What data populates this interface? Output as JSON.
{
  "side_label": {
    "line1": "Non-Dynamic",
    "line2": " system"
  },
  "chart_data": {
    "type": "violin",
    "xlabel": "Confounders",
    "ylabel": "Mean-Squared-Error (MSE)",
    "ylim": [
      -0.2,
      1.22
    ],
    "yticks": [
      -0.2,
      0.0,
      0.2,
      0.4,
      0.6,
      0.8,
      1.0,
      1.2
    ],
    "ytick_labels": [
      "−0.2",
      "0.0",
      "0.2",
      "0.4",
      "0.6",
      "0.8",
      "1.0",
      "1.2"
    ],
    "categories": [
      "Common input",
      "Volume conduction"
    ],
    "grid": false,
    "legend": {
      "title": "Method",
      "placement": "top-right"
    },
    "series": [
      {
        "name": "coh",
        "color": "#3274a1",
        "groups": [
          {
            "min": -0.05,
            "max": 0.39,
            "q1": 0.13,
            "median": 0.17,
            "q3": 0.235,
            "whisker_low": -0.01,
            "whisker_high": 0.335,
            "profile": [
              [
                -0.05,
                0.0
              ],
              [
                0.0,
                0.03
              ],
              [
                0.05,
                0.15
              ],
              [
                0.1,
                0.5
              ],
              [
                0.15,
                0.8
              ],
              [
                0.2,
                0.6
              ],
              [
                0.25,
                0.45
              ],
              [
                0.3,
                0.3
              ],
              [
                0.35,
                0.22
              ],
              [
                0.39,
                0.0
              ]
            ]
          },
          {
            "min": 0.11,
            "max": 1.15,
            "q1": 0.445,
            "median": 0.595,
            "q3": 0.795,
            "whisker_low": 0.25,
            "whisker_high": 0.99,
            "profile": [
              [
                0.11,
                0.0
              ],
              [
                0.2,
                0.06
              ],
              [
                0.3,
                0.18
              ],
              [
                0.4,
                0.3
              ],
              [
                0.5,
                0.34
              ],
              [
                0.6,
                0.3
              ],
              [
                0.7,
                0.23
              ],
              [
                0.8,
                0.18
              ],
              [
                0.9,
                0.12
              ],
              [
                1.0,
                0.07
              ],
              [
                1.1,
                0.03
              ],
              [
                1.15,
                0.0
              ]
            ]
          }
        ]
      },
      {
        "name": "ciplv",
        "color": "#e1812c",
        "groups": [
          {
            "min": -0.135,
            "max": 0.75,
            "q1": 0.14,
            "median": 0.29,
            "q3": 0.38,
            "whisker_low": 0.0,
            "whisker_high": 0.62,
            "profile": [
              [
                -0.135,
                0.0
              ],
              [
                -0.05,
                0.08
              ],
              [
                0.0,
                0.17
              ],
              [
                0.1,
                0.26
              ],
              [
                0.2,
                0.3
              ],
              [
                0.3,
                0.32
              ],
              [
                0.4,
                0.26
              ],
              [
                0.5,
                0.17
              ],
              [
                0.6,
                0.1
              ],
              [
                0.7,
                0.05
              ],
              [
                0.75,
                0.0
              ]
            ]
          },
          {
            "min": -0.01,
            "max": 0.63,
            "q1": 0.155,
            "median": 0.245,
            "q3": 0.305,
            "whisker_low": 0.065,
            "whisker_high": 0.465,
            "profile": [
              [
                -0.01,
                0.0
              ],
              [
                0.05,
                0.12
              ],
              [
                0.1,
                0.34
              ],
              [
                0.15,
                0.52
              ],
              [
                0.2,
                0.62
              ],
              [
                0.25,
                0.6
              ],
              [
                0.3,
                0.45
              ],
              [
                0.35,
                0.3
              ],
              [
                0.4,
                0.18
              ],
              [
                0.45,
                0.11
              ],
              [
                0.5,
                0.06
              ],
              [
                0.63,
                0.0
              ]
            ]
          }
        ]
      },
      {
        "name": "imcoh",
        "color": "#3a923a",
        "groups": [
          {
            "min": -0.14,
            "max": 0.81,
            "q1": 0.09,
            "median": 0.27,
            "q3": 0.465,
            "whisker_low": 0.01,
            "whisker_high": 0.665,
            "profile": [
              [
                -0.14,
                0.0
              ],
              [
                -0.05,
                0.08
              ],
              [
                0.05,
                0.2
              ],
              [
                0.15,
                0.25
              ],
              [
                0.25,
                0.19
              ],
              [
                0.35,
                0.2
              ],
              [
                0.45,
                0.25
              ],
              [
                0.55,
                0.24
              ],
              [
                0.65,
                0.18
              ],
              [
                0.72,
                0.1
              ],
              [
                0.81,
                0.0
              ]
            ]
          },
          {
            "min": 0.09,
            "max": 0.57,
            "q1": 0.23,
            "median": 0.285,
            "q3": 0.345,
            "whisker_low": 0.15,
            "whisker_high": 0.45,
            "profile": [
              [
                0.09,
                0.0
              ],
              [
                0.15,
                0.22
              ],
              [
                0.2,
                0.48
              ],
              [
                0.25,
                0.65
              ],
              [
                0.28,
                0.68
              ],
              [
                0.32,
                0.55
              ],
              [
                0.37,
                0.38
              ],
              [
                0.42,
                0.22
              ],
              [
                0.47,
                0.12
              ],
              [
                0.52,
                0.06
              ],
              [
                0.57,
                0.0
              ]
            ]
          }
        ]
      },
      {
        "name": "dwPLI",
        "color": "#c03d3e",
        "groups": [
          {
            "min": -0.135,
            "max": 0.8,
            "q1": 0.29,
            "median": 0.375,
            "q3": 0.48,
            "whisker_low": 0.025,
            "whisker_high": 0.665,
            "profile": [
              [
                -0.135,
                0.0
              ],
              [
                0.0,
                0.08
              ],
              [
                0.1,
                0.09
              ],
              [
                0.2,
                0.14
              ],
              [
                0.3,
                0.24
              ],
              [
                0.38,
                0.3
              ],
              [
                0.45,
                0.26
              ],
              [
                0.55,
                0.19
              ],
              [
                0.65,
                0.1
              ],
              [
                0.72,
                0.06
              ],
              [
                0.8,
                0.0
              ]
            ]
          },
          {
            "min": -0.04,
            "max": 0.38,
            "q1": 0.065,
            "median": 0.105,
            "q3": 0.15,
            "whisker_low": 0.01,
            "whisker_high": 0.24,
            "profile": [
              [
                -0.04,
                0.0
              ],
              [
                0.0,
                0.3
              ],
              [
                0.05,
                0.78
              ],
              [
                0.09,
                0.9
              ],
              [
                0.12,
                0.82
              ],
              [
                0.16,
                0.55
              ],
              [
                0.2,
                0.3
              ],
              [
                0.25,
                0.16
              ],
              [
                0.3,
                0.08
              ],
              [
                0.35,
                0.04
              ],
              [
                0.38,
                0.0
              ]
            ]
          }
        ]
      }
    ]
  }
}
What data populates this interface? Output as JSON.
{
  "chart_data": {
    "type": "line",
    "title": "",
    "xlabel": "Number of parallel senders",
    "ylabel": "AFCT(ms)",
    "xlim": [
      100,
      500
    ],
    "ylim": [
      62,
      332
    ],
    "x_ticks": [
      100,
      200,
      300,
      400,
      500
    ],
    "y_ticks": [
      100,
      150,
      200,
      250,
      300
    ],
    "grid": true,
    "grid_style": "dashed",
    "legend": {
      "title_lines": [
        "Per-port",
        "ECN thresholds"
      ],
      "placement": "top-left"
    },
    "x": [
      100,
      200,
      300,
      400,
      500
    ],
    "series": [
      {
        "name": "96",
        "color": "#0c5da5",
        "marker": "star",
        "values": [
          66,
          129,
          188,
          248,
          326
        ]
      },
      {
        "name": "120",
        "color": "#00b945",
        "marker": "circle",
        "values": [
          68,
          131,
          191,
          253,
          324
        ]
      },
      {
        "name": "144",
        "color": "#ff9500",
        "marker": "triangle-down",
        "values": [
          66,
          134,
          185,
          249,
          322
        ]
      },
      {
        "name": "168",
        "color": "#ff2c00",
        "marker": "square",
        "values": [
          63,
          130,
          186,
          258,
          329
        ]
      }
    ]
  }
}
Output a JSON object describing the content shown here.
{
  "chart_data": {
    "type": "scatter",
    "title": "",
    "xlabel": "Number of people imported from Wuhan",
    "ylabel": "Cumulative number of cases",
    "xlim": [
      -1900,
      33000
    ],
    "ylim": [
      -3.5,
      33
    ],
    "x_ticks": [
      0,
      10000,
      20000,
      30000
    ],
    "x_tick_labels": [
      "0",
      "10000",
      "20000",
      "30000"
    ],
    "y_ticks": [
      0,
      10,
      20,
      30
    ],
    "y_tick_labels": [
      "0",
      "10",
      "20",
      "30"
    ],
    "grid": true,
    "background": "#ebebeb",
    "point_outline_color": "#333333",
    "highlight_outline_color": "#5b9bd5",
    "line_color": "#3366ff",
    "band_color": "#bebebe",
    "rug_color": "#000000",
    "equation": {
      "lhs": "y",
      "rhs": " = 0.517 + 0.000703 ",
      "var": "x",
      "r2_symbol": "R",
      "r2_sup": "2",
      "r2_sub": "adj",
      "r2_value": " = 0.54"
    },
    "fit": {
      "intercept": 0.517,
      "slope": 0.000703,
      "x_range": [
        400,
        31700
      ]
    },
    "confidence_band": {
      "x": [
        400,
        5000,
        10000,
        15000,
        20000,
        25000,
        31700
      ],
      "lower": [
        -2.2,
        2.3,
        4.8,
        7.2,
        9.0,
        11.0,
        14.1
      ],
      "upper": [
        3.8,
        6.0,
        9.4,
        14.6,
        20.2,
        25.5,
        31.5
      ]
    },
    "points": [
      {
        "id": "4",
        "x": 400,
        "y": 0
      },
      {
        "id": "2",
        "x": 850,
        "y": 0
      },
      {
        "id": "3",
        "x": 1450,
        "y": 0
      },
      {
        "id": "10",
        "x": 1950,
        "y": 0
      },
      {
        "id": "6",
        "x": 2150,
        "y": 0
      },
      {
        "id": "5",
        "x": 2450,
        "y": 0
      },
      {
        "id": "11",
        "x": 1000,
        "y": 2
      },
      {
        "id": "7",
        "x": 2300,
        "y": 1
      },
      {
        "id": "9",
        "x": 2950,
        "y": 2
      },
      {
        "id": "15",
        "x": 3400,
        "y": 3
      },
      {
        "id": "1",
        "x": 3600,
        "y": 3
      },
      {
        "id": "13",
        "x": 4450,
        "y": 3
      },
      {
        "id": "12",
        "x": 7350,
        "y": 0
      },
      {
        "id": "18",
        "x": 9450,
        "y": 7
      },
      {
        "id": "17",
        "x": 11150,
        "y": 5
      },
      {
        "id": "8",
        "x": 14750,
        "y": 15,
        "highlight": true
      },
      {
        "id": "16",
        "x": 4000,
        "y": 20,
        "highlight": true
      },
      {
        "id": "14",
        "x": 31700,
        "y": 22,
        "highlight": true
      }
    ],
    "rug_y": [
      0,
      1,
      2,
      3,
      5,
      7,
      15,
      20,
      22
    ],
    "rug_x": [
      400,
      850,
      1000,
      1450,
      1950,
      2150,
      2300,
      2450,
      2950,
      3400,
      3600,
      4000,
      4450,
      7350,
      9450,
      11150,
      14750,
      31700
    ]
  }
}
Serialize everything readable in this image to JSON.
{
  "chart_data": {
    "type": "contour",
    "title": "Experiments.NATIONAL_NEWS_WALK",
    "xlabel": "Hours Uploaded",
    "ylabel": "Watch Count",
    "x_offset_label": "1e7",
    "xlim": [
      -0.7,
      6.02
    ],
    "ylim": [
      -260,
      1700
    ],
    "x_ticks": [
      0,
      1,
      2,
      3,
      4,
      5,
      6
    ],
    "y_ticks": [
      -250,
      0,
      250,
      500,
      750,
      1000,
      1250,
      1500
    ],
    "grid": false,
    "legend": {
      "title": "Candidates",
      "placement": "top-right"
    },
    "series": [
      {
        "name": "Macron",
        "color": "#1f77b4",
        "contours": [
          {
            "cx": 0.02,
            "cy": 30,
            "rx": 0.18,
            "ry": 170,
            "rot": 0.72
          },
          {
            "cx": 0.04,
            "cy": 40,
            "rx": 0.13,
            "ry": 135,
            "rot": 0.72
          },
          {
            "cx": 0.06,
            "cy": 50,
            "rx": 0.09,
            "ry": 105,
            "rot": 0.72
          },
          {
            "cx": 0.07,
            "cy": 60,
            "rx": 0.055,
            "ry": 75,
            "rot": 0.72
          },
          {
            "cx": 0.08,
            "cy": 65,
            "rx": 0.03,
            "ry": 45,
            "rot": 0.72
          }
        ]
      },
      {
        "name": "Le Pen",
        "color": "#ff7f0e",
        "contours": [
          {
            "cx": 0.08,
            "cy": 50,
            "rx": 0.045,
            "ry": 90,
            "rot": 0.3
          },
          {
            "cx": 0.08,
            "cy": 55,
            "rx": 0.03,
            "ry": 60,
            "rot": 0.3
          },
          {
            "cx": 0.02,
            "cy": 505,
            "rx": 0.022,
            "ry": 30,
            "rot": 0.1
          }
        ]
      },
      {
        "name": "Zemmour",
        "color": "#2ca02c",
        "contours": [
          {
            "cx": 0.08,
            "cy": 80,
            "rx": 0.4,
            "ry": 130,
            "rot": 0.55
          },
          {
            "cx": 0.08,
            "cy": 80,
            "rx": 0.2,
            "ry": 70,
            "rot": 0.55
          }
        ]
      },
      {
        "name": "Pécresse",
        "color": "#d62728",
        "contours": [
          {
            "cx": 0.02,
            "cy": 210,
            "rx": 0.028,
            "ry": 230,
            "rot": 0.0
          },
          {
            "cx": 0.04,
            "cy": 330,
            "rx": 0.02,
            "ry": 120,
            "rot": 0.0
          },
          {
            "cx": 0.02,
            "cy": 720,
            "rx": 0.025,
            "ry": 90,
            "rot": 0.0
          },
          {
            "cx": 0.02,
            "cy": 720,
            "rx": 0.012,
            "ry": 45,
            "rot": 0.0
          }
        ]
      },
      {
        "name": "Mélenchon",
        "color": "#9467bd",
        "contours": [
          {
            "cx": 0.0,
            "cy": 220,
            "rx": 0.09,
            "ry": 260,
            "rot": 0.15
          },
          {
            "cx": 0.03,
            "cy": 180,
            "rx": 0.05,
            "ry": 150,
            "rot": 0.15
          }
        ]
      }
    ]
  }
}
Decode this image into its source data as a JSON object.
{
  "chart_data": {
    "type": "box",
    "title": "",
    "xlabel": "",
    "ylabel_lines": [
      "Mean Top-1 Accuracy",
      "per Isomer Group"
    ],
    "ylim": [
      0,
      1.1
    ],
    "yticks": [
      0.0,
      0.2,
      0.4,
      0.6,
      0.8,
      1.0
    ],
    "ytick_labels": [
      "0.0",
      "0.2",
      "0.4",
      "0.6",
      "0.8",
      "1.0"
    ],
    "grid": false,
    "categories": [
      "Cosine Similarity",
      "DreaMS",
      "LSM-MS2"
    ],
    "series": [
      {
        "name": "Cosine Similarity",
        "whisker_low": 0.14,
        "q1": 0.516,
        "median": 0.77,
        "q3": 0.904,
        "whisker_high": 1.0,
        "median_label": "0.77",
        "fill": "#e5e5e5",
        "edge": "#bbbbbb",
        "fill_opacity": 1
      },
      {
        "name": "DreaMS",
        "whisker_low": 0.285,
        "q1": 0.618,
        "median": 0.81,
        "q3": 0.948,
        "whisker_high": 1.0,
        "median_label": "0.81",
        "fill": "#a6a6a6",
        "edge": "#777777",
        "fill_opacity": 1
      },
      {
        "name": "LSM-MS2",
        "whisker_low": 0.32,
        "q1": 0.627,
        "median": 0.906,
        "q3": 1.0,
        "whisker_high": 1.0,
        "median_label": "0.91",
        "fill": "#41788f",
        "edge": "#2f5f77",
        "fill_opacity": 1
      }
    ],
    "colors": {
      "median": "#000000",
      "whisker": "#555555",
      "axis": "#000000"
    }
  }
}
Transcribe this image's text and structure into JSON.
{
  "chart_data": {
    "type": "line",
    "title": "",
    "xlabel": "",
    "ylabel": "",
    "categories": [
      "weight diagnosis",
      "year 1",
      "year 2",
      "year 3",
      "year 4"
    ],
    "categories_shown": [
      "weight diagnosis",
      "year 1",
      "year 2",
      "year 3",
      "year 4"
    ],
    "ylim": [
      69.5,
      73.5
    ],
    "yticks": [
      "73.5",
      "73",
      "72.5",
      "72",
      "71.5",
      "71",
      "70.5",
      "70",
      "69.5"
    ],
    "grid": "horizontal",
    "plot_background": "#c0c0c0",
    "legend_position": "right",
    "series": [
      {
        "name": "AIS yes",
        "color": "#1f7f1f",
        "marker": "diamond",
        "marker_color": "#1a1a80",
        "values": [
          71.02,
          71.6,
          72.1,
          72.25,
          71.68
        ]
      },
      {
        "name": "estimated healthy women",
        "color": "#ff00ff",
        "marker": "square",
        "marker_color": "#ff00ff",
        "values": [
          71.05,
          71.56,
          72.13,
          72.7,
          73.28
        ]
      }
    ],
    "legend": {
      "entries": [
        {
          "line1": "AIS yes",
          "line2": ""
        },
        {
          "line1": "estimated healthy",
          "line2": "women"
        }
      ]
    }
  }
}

========

● **Exercise**:
Check each line above for the word "estimated", and copy the lines where it appears.

● **Worked answer**:
        "name": "estimated healthy women",
          "line1": "estimated healthy",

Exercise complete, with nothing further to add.